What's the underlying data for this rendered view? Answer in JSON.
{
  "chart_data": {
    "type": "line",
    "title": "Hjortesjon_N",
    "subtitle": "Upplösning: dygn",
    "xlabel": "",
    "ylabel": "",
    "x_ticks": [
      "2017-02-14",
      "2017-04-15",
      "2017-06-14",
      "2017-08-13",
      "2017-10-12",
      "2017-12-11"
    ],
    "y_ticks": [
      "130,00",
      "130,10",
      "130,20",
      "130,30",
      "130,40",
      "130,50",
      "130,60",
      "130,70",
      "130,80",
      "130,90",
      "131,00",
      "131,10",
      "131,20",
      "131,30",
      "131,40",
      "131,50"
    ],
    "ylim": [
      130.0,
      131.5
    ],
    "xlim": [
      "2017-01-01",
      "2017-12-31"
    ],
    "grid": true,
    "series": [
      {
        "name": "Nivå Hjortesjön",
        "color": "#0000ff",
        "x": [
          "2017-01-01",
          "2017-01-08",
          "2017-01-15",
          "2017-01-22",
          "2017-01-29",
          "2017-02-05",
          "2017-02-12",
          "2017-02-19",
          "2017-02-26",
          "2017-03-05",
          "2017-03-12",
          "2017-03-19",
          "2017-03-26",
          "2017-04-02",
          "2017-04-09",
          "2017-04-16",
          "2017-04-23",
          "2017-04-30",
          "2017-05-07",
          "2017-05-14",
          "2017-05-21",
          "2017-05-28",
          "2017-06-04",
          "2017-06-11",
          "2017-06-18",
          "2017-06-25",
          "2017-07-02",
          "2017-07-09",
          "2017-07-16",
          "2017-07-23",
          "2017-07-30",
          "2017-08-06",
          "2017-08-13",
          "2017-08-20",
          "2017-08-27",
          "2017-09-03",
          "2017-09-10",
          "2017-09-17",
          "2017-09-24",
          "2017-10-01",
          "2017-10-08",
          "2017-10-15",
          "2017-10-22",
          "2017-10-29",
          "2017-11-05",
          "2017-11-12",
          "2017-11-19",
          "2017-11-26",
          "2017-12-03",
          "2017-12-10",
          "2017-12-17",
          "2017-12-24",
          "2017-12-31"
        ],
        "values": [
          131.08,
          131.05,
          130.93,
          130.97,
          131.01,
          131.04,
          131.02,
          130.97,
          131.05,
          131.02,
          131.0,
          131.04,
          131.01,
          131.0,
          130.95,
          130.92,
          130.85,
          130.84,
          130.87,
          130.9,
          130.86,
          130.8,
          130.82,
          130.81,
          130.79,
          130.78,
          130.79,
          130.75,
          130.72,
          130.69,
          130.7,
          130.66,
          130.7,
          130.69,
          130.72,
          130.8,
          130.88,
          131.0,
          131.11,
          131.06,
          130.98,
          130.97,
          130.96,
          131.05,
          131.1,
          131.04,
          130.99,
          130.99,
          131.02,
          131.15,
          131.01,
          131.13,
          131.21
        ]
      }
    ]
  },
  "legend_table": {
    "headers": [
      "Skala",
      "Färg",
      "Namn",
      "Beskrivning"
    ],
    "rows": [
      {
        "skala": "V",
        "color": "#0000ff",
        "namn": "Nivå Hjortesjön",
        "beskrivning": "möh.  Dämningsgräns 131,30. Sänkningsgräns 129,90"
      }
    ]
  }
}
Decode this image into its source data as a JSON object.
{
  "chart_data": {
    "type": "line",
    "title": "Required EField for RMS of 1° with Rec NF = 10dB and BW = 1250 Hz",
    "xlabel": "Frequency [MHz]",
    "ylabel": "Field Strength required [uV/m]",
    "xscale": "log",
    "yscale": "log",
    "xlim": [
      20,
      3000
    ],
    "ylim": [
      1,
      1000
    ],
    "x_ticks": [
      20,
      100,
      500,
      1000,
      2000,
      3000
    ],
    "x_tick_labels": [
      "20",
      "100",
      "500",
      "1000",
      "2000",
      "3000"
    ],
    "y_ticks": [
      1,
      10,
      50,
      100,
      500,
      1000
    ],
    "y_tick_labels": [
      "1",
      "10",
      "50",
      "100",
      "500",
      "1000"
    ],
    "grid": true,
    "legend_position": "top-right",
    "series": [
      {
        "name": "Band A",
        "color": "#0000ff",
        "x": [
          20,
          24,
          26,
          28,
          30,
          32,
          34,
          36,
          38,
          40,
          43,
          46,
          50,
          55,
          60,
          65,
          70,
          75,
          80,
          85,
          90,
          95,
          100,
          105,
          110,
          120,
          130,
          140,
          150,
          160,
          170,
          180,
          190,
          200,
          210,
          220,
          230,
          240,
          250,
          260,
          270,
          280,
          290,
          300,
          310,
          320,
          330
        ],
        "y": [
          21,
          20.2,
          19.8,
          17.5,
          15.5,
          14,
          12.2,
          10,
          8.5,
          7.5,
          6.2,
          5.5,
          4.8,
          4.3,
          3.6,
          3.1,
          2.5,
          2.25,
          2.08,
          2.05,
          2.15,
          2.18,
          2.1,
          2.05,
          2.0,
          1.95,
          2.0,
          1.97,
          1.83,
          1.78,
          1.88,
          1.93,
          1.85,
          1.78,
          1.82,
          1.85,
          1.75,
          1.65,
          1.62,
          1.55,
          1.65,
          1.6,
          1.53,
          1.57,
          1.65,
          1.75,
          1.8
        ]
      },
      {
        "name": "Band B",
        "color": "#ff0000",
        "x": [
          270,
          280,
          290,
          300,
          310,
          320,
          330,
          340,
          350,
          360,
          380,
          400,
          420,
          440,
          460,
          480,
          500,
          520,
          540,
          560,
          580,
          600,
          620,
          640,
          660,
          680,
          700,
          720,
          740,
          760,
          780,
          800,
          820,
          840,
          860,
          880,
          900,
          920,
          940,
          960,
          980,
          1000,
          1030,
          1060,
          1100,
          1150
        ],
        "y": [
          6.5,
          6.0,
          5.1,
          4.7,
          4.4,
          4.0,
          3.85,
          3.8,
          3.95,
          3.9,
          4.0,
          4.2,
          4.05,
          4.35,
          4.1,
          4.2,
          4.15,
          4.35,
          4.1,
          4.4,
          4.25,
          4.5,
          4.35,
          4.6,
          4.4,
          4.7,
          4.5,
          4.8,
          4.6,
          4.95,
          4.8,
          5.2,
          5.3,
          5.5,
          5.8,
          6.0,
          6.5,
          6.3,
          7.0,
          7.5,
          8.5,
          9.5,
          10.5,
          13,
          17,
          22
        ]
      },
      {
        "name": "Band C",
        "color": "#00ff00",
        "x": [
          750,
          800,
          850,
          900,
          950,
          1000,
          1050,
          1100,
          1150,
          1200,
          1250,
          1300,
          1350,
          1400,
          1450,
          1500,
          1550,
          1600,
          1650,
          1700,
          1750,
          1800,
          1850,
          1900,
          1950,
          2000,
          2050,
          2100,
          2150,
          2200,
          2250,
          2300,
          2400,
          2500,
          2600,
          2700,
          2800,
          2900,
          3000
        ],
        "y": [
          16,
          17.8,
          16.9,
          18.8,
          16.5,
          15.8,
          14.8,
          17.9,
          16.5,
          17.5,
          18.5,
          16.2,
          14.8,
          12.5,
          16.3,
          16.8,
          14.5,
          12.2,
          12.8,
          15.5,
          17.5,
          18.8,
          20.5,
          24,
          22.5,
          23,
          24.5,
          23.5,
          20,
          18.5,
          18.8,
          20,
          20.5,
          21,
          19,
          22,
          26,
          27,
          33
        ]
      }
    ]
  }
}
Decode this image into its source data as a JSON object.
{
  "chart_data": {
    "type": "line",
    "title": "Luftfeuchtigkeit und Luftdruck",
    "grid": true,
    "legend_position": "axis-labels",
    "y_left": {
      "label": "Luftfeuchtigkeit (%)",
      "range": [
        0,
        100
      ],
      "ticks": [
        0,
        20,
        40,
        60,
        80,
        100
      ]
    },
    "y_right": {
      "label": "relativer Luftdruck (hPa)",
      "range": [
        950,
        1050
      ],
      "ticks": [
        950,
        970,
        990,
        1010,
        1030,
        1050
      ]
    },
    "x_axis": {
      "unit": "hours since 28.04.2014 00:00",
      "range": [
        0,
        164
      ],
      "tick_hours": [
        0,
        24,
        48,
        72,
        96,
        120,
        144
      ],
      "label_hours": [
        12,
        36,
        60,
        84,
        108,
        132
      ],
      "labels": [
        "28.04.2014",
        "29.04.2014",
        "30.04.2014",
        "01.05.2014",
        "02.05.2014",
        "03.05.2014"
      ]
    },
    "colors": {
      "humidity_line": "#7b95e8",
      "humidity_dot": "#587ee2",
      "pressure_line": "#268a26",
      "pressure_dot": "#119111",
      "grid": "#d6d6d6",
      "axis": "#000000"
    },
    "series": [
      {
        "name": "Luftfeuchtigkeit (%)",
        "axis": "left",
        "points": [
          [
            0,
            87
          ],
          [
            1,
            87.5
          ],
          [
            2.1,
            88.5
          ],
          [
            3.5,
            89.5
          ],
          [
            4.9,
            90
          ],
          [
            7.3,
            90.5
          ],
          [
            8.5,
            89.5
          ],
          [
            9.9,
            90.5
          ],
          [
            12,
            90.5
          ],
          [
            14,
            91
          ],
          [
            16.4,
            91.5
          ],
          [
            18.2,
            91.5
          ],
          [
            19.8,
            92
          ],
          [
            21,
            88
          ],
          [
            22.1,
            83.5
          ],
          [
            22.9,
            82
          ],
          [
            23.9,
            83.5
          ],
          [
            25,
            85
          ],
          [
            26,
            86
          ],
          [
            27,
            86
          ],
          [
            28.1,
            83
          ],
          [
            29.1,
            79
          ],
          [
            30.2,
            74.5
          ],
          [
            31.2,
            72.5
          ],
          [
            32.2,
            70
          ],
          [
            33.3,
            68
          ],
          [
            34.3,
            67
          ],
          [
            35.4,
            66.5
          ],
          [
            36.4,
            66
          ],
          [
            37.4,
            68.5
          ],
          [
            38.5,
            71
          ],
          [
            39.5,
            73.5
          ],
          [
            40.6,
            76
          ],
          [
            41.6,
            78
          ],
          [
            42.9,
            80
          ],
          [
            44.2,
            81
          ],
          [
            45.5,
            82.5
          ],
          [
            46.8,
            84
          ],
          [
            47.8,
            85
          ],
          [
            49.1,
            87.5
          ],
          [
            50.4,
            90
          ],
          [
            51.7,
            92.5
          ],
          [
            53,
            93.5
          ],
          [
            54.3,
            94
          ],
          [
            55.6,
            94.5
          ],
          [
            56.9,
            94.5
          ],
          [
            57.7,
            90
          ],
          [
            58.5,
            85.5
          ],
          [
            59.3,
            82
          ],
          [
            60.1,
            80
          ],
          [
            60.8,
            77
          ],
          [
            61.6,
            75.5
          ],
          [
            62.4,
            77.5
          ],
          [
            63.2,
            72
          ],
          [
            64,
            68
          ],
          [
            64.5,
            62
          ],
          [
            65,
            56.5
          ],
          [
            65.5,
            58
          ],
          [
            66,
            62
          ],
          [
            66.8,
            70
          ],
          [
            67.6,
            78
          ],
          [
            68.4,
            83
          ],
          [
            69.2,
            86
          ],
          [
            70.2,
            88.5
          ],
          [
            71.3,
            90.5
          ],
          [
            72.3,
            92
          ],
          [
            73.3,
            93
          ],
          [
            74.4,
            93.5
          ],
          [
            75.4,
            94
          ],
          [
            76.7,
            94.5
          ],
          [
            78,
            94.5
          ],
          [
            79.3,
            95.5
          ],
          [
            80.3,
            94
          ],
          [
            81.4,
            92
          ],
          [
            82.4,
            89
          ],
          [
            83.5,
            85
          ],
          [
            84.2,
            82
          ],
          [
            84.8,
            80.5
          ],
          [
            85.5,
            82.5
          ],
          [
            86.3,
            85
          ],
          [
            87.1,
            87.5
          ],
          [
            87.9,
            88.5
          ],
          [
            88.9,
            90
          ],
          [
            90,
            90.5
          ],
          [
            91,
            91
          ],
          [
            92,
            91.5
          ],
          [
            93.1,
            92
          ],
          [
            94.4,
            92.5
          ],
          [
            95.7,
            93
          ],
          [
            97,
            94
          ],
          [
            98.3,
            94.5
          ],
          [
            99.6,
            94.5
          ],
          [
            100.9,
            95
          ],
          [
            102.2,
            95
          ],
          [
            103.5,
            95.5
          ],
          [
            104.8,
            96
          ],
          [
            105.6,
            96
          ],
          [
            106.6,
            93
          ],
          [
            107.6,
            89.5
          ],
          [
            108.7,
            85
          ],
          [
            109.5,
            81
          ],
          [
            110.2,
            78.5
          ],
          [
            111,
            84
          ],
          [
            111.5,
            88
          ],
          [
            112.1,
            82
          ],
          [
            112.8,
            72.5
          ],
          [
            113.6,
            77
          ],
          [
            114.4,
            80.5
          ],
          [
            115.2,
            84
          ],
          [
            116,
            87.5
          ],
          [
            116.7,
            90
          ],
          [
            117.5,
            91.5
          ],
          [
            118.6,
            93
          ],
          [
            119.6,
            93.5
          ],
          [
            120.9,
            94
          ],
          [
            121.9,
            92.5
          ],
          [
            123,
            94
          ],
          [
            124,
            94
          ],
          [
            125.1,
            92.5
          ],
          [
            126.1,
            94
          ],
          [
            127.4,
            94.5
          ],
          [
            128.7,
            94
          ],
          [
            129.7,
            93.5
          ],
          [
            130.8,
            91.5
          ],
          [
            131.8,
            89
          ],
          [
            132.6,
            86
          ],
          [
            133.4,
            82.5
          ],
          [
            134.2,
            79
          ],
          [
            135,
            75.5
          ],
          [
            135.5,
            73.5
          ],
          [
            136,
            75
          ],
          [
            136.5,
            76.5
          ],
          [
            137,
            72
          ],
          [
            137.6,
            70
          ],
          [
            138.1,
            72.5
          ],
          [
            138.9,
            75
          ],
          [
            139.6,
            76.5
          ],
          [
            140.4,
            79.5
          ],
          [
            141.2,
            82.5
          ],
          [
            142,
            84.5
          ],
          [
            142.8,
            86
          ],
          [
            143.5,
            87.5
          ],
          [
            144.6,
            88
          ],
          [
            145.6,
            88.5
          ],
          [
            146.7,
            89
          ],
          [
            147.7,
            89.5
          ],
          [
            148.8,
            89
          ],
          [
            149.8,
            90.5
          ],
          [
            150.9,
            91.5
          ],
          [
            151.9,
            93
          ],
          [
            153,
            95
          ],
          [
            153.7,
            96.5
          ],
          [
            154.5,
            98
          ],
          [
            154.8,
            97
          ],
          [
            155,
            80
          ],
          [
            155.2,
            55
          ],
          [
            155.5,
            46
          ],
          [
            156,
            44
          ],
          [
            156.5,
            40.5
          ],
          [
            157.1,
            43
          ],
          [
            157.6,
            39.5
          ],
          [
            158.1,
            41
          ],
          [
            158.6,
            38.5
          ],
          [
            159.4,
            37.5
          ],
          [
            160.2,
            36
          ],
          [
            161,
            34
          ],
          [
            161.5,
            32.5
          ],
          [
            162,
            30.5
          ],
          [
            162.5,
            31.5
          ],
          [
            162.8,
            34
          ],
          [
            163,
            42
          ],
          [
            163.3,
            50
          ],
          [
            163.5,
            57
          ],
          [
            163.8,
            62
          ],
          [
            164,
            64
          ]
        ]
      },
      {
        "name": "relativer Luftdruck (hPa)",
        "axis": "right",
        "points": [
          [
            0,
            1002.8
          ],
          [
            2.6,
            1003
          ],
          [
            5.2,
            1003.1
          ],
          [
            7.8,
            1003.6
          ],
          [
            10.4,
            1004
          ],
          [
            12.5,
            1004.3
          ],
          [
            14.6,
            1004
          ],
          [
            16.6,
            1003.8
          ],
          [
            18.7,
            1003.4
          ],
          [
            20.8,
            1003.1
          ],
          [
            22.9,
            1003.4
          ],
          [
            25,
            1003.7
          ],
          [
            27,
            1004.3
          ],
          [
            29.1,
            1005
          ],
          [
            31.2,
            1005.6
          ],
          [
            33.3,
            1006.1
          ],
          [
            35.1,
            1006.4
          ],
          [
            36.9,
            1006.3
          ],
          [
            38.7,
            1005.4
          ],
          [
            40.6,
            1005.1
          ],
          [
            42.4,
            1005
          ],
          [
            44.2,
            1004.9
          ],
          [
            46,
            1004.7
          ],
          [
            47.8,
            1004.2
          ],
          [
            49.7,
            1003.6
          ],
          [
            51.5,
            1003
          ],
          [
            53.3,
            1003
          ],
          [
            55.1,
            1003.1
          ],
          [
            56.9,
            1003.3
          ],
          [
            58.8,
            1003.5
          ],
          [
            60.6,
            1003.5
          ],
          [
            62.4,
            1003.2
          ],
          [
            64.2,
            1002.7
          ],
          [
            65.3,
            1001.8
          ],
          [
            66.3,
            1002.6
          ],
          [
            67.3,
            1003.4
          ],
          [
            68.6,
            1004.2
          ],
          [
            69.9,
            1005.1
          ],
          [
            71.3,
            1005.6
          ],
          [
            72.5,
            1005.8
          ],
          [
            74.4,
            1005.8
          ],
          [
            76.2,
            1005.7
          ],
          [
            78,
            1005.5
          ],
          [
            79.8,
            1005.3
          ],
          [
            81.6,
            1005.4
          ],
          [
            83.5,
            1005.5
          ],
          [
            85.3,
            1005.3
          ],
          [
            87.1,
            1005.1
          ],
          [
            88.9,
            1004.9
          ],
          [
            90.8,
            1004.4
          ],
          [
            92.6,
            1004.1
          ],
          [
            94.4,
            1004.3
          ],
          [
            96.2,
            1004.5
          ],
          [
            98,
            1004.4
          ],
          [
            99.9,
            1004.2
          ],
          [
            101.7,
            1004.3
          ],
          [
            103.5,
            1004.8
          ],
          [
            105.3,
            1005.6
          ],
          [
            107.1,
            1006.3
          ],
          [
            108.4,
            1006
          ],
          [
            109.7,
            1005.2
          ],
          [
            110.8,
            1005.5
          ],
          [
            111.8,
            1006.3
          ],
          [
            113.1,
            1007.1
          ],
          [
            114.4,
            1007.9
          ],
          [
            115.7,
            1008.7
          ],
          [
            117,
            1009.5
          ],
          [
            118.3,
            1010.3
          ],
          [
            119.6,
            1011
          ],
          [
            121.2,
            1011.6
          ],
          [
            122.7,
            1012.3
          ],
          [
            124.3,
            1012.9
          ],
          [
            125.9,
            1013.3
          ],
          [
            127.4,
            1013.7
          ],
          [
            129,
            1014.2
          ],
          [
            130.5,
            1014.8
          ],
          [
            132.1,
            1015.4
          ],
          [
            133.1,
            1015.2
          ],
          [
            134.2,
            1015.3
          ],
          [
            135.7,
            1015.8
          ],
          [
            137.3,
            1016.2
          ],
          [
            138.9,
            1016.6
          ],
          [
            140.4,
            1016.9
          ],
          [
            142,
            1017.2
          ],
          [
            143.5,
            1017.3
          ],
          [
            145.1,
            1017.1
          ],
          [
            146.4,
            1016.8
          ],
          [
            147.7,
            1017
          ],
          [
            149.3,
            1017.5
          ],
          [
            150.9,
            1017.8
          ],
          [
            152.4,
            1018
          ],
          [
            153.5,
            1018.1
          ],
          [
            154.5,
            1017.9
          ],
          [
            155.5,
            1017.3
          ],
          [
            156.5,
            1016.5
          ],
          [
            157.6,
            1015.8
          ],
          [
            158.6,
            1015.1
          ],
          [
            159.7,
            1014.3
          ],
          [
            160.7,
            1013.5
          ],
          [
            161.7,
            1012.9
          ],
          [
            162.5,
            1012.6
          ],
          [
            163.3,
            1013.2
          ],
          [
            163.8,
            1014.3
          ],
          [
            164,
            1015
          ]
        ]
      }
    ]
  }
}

## Work required
Examine the records and report how many lines contain the string "name". Only the number should be given.

## Problem solution
6